INSTRUCTION
Each entry below should be echoed exactly, with pictures omitted.

GIVEN ENTRIES
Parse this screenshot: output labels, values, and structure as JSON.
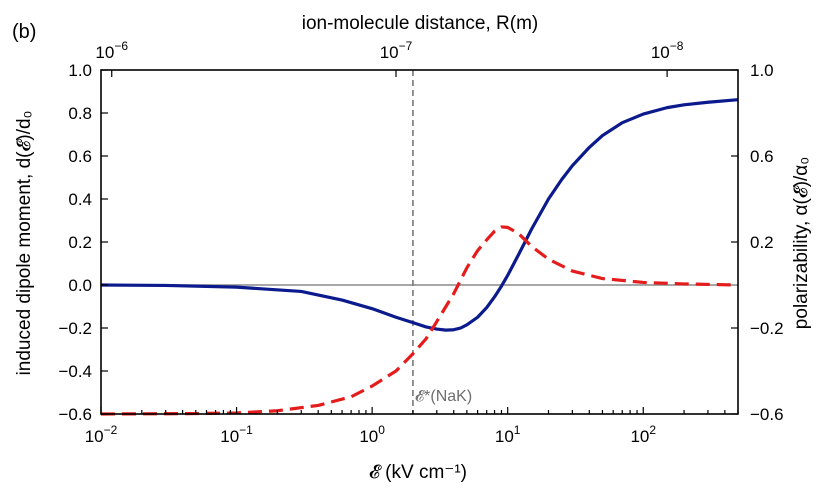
{
  "chart_data": {
    "type": "line",
    "panel_label": "(b)",
    "xlabel": "𝓔 (kV cm⁻¹)",
    "ylabel": "induced dipole moment, d(𝓔)/d₀",
    "y2label": "polarizability, α(𝓔)/α₀",
    "x2label": "ion-molecule distance, R(m)",
    "xscale": "log",
    "xlim": [
      0.01,
      500
    ],
    "ylim": [
      -0.6,
      1.0
    ],
    "y2lim": [
      -0.6,
      1.0
    ],
    "x_ticks": [
      {
        "value": 0.01,
        "base": "10",
        "exp": "−2"
      },
      {
        "value": 0.1,
        "base": "10",
        "exp": "−1"
      },
      {
        "value": 1,
        "base": "10",
        "exp": "0"
      },
      {
        "value": 10,
        "base": "10",
        "exp": "1"
      },
      {
        "value": 100,
        "base": "10",
        "exp": "2"
      }
    ],
    "x2_ticks": [
      {
        "value": 0.012,
        "base": "10",
        "exp": "−6"
      },
      {
        "value": 1.5,
        "base": "10",
        "exp": "−7"
      },
      {
        "value": 150,
        "base": "10",
        "exp": "−8"
      }
    ],
    "y_ticks": [
      "1.0",
      "0.8",
      "0.6",
      "0.4",
      "0.2",
      "0.0",
      "−0.2",
      "−0.4",
      "−0.6"
    ],
    "y_tick_values": [
      1.0,
      0.8,
      0.6,
      0.4,
      0.2,
      0.0,
      -0.2,
      -0.4,
      -0.6
    ],
    "y2_ticks": [
      "1.0",
      "0.6",
      "0.2",
      "−0.2",
      "−0.6"
    ],
    "y2_tick_values": [
      1.0,
      0.6,
      0.2,
      -0.2,
      -0.6
    ],
    "series": [
      {
        "name": "induced dipole moment",
        "axis": "left",
        "color": "#0b1a8c",
        "style": "solid",
        "x": [
          0.01,
          0.03,
          0.1,
          0.3,
          0.6,
          1.0,
          1.5,
          2.0,
          2.5,
          3.0,
          3.5,
          4.0,
          4.5,
          5.0,
          6.0,
          7.0,
          8.0,
          9.0,
          10.0,
          12.0,
          15.0,
          20.0,
          25.0,
          30.0,
          40.0,
          50.0,
          70.0,
          100.0,
          150.0,
          200.0,
          300.0,
          500.0
        ],
        "y": [
          0.0,
          -0.002,
          -0.01,
          -0.03,
          -0.07,
          -0.11,
          -0.15,
          -0.175,
          -0.195,
          -0.205,
          -0.21,
          -0.208,
          -0.2,
          -0.185,
          -0.15,
          -0.105,
          -0.055,
          -0.005,
          0.045,
          0.14,
          0.26,
          0.4,
          0.49,
          0.555,
          0.64,
          0.695,
          0.755,
          0.795,
          0.825,
          0.838,
          0.85,
          0.862
        ]
      },
      {
        "name": "polarizability",
        "axis": "right",
        "color": "#e51c1c",
        "style": "dashed",
        "x": [
          0.01,
          0.05,
          0.1,
          0.2,
          0.4,
          0.7,
          1.0,
          1.5,
          2.0,
          2.5,
          3.0,
          4.0,
          5.0,
          6.0,
          7.0,
          8.0,
          9.0,
          10.0,
          12.0,
          15.0,
          20.0,
          30.0,
          50.0,
          100.0,
          200.0,
          500.0
        ],
        "y": [
          -0.6,
          -0.598,
          -0.595,
          -0.585,
          -0.56,
          -0.52,
          -0.47,
          -0.4,
          -0.32,
          -0.25,
          -0.17,
          -0.04,
          0.08,
          0.16,
          0.21,
          0.25,
          0.27,
          0.268,
          0.24,
          0.18,
          0.12,
          0.065,
          0.03,
          0.012,
          0.005,
          0.0
        ]
      }
    ],
    "reference_lines": [
      {
        "type": "horizontal",
        "y": 0.0,
        "color": "#8a8a8a"
      },
      {
        "type": "vertical",
        "x": 2.0,
        "color": "#777777",
        "style": "dashed",
        "label": "𝓔*(NaK)"
      }
    ],
    "colors": {
      "dipole": "#0b1a8c",
      "polarizability": "#e51c1c",
      "zero_line": "#8a8a8a",
      "vline": "#777777"
    }
  }
}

ANSWER TO THIS PROBLEM
Parse this screenshot: output labels, values, and structure as JSON.
{
  "chart_data": {
    "type": "line",
    "panel_label": "(b)",
    "xlabel": "𝓔 (kV cm⁻¹)",
    "ylabel": "induced dipole moment, d(𝓔)/d₀",
    "y2label": "polarizability, α(𝓔)/α₀",
    "x2label": "ion-molecule distance, R(m)",
    "xscale": "log",
    "xlim": [
      0.01,
      500
    ],
    "ylim": [
      -0.6,
      1.0
    ],
    "y2lim": [
      -0.6,
      1.0
    ],
    "x_ticks": [
      {
        "value": 0.01,
        "base": "10",
        "exp": "−2"
      },
      {
        "value": 0.1,
        "base": "10",
        "exp": "−1"
      },
      {
        "value": 1,
        "base": "10",
        "exp": "0"
      },
      {
        "value": 10,
        "base": "10",
        "exp": "1"
      },
      {
        "value": 100,
        "base": "10",
        "exp": "2"
      }
    ],
    "x2_ticks": [
      {
        "value": 0.012,
        "base": "10",
        "exp": "−6"
      },
      {
        "value": 1.5,
        "base": "10",
        "exp": "−7"
      },
      {
        "value": 150,
        "base": "10",
        "exp": "−8"
      }
    ],
    "y_ticks": [
      "1.0",
      "0.8",
      "0.6",
      "0.4",
      "0.2",
      "0.0",
      "−0.2",
      "−0.4",
      "−0.6"
    ],
    "y_tick_values": [
      1.0,
      0.8,
      0.6,
      0.4,
      0.2,
      0.0,
      -0.2,
      -0.4,
      -0.6
    ],
    "y2_ticks": [
      "1.0",
      "0.6",
      "0.2",
      "−0.2",
      "−0.6"
    ],
    "y2_tick_values": [
      1.0,
      0.6,
      0.2,
      -0.2,
      -0.6
    ],
    "series": [
      {
        "name": "induced dipole moment",
        "axis": "left",
        "color": "#0b1a8c",
        "style": "solid",
        "x": [
          0.01,
          0.03,
          0.1,
          0.3,
          0.6,
          1.0,
          1.5,
          2.0,
          2.5,
          3.0,
          3.5,
          4.0,
          4.5,
          5.0,
          6.0,
          7.0,
          8.0,
          9.0,
          10.0,
          12.0,
          15.0,
          20.0,
          25.0,
          30.0,
          40.0,
          50.0,
          70.0,
          100.0,
          150.0,
          200.0,
          300.0,
          500.0
        ],
        "y": [
          0.0,
          -0.002,
          -0.01,
          -0.03,
          -0.07,
          -0.11,
          -0.15,
          -0.175,
          -0.195,
          -0.205,
          -0.21,
          -0.208,
          -0.2,
          -0.185,
          -0.15,
          -0.105,
          -0.055,
          -0.005,
          0.045,
          0.14,
          0.26,
          0.4,
          0.49,
          0.555,
          0.64,
          0.695,
          0.755,
          0.795,
          0.825,
          0.838,
          0.85,
          0.862
        ]
      },
      {
        "name": "polarizability",
        "axis": "right",
        "color": "#e51c1c",
        "style": "dashed",
        "x": [
          0.01,
          0.05,
          0.1,
          0.2,
          0.4,
          0.7,
          1.0,
          1.5,
          2.0,
          2.5,
          3.0,
          4.0,
          5.0,
          6.0,
          7.0,
          8.0,
          9.0,
          10.0,
          12.0,
          15.0,
          20.0,
          30.0,
          50.0,
          100.0,
          200.0,
          500.0
        ],
        "y": [
          -0.6,
          -0.598,
          -0.595,
          -0.585,
          -0.56,
          -0.52,
          -0.47,
          -0.4,
          -0.32,
          -0.25,
          -0.17,
          -0.04,
          0.08,
          0.16,
          0.21,
          0.25,
          0.27,
          0.268,
          0.24,
          0.18,
          0.12,
          0.065,
          0.03,
          0.012,
          0.005,
          0.0
        ]
      }
    ],
    "reference_lines": [
      {
        "type": "horizontal",
        "y": 0.0,
        "color": "#8a8a8a"
      },
      {
        "type": "vertical",
        "x": 2.0,
        "color": "#777777",
        "style": "dashed",
        "label": "𝓔*(NaK)"
      }
    ],
    "colors": {
      "dipole": "#0b1a8c",
      "polarizability": "#e51c1c",
      "zero_line": "#8a8a8a",
      "vline": "#777777"
    }
  }
}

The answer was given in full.